Actions to take —
1. Answer from the reparations interview below:
(a) How many members does the Seattle coalition have?
(b) What is Jerry Saltzman's profession?
(c) What root meaning of the word "reparations" does Saltzman point to?
2. In the reparations interview below, why does Spratlen point to business tax revenue paid to the U.S. government as a way to look at where reparations would come from?

Quoted text —
────────────────
In magazines, in books and newspa-pers,
scholars and intellectuals are taking up
the topic of reparations to African Americans
for the historical effects of slavery and
racial discrimination. Seattle's 1,000-member
African American Jewish Coalition for Justice
has launched a campaign to educate people
about the legal case for reparations. Coalition
co-chairs Jerry Saltzman, a practicing psychiatrist,
and Thaddeus Spratlen, a University of Washington
Business School professor, are the coalition's
spokespersons. They told Real Change
about their nascent campaign.
Real Change: Tell me a little bit about
the concept of reparations. How is it different
from affirmative action?
Thaddeus Spratlen: Affirmative action was
aimed at creating opportunities for those
who had been limited in some way. With reparations,
you're asking institutions of society -
whether it's government or whether it be
business - to redress what has been denied
to, or taken from, the descendants of slaves.
It's a way of making restitution, rather
than just creating opportunities.
Jerry Saltzman: In my own opinion, you have
to look at reparations as not a Black issue,
but an issue for society. You can not undo
what you have done. You can not make up
for what you have done, but you can help
people heal and rejuvenate themselves. Look
at the root meaning of the word reparations:
"to repair." In psychological terms, you
cannot live well with other people unless
you repair the damage you have done to your
relationships. People's openness and trust
is limited in a society that has developed
at the expense of a certain group.
A huge amount of wealth in this country
comes from the stolen labor of kidnapped
Africans and their descendants - and stolen
land from Native inhabitants. When we as
a society flourish on the basis of that
theft, and have not addressed what has happened
to those people, and blame them for their
difficulties, we cannot live well. We have
to go through a tremendous denial process,
because if we really paid attention to what's
real, it would be overwhelming. Just talking
about reparations is an exercise in spiritual
education, and a wonderful way of helping
undo racism.
RC: Where would reparations come from?
Spratlen: One way to look at the issue is
to think of all the business tax revenue
paid to the U.S. government. There was never
any payment made for the labor component
of slave-owning businesses. When you exclude
a large part of the value of the labor component,
then government amassed benefits over a
long period of time.
RC: What do you think of the counter-arguments
- that viewing people as property was morally
acceptable back then? Or that this was so
long ago that it's impossible to address
now?
────────────────
Element region listings:

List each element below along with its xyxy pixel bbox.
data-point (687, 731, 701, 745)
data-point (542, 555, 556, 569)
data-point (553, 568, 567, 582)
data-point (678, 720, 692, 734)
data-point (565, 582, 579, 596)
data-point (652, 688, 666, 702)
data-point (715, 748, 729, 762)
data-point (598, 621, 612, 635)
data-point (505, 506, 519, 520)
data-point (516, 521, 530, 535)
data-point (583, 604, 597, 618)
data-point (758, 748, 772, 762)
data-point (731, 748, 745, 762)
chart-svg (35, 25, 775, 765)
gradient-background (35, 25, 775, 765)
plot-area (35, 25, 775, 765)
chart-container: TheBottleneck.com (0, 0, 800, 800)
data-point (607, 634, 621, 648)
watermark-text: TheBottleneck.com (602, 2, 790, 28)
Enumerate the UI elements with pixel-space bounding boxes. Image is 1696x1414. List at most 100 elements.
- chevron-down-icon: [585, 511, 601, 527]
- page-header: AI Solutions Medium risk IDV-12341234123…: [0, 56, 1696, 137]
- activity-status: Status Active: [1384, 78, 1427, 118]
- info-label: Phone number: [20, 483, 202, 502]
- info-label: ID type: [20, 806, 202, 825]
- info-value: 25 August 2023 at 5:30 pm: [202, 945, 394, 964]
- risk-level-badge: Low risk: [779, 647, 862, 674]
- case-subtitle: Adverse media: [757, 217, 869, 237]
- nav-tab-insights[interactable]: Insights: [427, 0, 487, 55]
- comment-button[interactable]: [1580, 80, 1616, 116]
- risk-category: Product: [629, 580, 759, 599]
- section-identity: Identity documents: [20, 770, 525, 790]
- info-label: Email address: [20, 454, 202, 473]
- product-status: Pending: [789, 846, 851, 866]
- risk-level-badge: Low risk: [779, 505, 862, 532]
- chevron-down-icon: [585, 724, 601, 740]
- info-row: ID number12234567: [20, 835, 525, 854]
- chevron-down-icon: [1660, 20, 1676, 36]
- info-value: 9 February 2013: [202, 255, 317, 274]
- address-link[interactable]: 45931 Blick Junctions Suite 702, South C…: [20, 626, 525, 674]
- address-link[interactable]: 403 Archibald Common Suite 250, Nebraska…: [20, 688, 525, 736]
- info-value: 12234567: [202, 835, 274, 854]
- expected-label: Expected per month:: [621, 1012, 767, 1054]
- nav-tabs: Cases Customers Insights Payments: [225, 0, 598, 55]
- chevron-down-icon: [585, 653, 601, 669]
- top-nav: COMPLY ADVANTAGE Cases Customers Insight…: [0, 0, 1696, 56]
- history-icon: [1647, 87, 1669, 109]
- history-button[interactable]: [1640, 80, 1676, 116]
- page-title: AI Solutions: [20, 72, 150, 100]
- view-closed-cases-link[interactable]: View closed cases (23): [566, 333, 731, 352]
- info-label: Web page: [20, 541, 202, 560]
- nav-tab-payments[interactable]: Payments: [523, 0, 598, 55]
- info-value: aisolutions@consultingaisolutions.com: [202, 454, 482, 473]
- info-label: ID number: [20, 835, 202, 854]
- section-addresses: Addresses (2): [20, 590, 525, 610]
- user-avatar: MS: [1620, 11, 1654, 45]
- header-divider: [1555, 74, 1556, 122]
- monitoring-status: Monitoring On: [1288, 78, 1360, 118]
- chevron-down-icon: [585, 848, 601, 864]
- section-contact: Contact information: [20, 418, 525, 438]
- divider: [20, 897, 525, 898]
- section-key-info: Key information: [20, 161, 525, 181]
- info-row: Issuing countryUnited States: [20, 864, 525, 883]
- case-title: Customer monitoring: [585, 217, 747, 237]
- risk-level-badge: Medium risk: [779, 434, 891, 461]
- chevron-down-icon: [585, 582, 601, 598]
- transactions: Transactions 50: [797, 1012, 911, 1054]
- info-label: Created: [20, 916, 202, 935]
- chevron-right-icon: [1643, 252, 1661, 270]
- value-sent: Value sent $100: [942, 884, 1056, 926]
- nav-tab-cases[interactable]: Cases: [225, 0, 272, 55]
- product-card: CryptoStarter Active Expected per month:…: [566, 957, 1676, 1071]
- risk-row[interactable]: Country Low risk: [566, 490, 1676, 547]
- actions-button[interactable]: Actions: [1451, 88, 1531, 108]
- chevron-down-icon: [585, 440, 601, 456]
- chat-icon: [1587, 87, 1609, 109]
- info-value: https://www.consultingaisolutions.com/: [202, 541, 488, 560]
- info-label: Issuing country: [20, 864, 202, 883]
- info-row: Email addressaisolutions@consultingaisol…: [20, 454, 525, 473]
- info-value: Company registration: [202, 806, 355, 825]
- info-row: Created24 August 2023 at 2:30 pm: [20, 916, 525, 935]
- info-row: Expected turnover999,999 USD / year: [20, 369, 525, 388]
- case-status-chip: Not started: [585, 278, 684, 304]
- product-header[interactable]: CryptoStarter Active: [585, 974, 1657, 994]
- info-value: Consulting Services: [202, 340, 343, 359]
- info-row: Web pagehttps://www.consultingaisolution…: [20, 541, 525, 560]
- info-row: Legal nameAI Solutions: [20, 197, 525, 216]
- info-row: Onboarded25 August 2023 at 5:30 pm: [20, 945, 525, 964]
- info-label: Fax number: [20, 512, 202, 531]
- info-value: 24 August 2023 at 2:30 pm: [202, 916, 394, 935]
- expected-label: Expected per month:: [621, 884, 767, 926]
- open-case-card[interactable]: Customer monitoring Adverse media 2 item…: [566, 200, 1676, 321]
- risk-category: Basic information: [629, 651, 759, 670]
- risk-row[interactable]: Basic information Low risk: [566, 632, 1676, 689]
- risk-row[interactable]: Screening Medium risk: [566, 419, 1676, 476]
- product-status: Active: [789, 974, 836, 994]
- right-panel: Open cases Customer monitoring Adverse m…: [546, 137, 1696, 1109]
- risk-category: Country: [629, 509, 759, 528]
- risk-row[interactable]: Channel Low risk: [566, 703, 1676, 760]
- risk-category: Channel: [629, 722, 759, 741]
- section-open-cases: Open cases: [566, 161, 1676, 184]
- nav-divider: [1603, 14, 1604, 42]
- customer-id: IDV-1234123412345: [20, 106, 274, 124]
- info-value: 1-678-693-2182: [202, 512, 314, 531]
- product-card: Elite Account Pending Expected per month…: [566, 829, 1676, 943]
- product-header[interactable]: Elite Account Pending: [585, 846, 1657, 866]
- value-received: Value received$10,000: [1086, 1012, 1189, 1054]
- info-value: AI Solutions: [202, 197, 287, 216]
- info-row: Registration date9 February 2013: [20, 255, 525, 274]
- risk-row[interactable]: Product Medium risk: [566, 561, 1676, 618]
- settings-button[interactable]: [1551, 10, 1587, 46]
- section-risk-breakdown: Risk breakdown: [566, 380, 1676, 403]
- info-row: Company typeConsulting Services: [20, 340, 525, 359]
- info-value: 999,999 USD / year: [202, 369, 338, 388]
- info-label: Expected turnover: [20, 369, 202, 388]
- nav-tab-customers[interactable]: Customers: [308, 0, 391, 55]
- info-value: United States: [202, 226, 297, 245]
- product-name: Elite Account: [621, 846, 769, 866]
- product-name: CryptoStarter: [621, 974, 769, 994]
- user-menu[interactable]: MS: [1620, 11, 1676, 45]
────────────────
Answers in order —
1.
(a) 1,000
(b) He is a practicing psychiatrist.
(c) "to repair"

2. Spratlen says no payment was ever made for the labor component of slave-owning businesses. Because that large part of the labor's value was left out, the government amassed benefits through that tax revenue over a long period of time.